Find each line with "normal" and copy it.

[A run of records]
>>>>>
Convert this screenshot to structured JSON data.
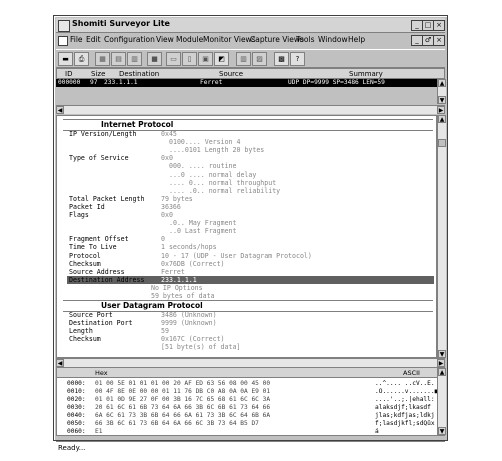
{
  "title": "Shomiti Surveyor Lite",
  "window_buttons": [
    "_",
    "□",
    "×"
  ],
  "mdi_buttons": [
    "_",
    "♂",
    "×"
  ],
  "menu": [
    "File",
    "Edit",
    "Configuration",
    "View",
    "Module",
    "Monitor Views",
    "Capture Views",
    "Tools",
    "Window",
    "Help"
  ],
  "toolbar_icons": [
    "save-icon",
    "print-icon",
    "grid-icon",
    "dual-grid-icon",
    "list-icon",
    "stop-icon",
    "open-icon",
    "page-icon",
    "filter-icon",
    "capture-icon",
    "bars-icon",
    "chart-icon",
    "settings-icon",
    "help-icon"
  ],
  "list": {
    "headers": [
      "ID",
      "Size",
      "Destination",
      "Source",
      "Summary"
    ],
    "row": {
      "id": "000000",
      "size": "97",
      "dest": "233.1.1.1",
      "source": "Ferret",
      "summary": "UDP DP=9999 SP=3486 LEN=59"
    }
  },
  "detail": {
    "ip_header": "Internet Protocol",
    "ip_fields": [
      {
        "label": "IP Version/Length",
        "value": "0x45"
      },
      {
        "label": "",
        "value": "0100.... Version 4"
      },
      {
        "label": "",
        "value": "....0101 Length 20 bytes"
      },
      {
        "label": "Type of Service",
        "value": "0x0"
      },
      {
        "label": "",
        "value": "000. .... routine"
      },
      {
        "label": "",
        "value": "...0 .... normal delay"
      },
      {
        "label": "",
        "value": ".... 0... normal throughput"
      },
      {
        "label": "",
        "value": ".... .0.. normal reliability"
      },
      {
        "label": "Total Packet Length",
        "value": "79 bytes"
      },
      {
        "label": "Packet Id",
        "value": "36366"
      },
      {
        "label": "Flags",
        "value": "0x0"
      },
      {
        "label": "",
        "value": ".0.. May Fragment"
      },
      {
        "label": "",
        "value": "..0 Last Fragment"
      },
      {
        "label": "Fragment Offset",
        "value": "0"
      },
      {
        "label": "Time To Live",
        "value": "1 seconds/hops"
      },
      {
        "label": "Protocol",
        "value": "10 - 17 (UDP - User Datagram Protocol)"
      },
      {
        "label": "Checksum",
        "value": "0x76DB (Correct)"
      },
      {
        "label": "Source Address",
        "value": "Ferret"
      },
      {
        "label": "Destination Address",
        "value": "233.1.1.1"
      },
      {
        "label": "",
        "value": "No IP Options"
      },
      {
        "label": "",
        "value": "59 bytes of data"
      }
    ],
    "udp_header": "User Datagram Protocol",
    "udp_fields": [
      {
        "label": "Source Port",
        "value": "3486 (Unknown)"
      },
      {
        "label": "Destination Port",
        "value": "9999 (Unknown)"
      },
      {
        "label": "Length",
        "value": "59"
      },
      {
        "label": "Checksum",
        "value": "0x167C (Correct)"
      },
      {
        "label": "",
        "value": "[51 byte(s) of data]"
      }
    ]
  },
  "hex": {
    "title": "Hex",
    "ascii_title": "ASCII",
    "rows": [
      {
        "off": "0000:",
        "bytes": "01 00 5E 01 01 01 00 20 AF ED 63 56 08 00 45 00",
        "ascii": "..^....  ..cV..E."
      },
      {
        "off": "0010:",
        "bytes": "00 4F 8E 0E 00 00 01 11 76 DB C0 A8 0A 0A E9 01",
        "ascii": ".O......v.......■"
      },
      {
        "off": "0020:",
        "bytes": "01 01 0D 9E 27 0F 00 3B 16 7C 65 68 61 6C 6C 3A",
        "ascii": "....'..;.|ehall:"
      },
      {
        "off": "0030:",
        "bytes": "20 61 6C 61 6B 73 64 6A 66 3B 6C 6B 61 73 64 66",
        "ascii": " alaksdjf;lkasdf"
      },
      {
        "off": "0040:",
        "bytes": "6A 6C 61 73 3B 6B 64 66 6A 61 73 3B 6C 64 6B 6A",
        "ascii": "jlas;kdfjas;ldkj"
      },
      {
        "off": "0050:",
        "bytes": "66 3B 6C 61 73 6B 64 6A 66 6C 3B 73 64 B5 D7",
        "ascii": "f;lasdjkfl;sdQûx"
      },
      {
        "off": "0060:",
        "bytes": "E1",
        "ascii": "á"
      }
    ]
  },
  "status": "Ready..."
}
<<<<<
Correct answer:
        "value": "...0 .... normal delay"
        "value": ".... 0... normal throughput"
        "value": ".... .0.. normal reliability"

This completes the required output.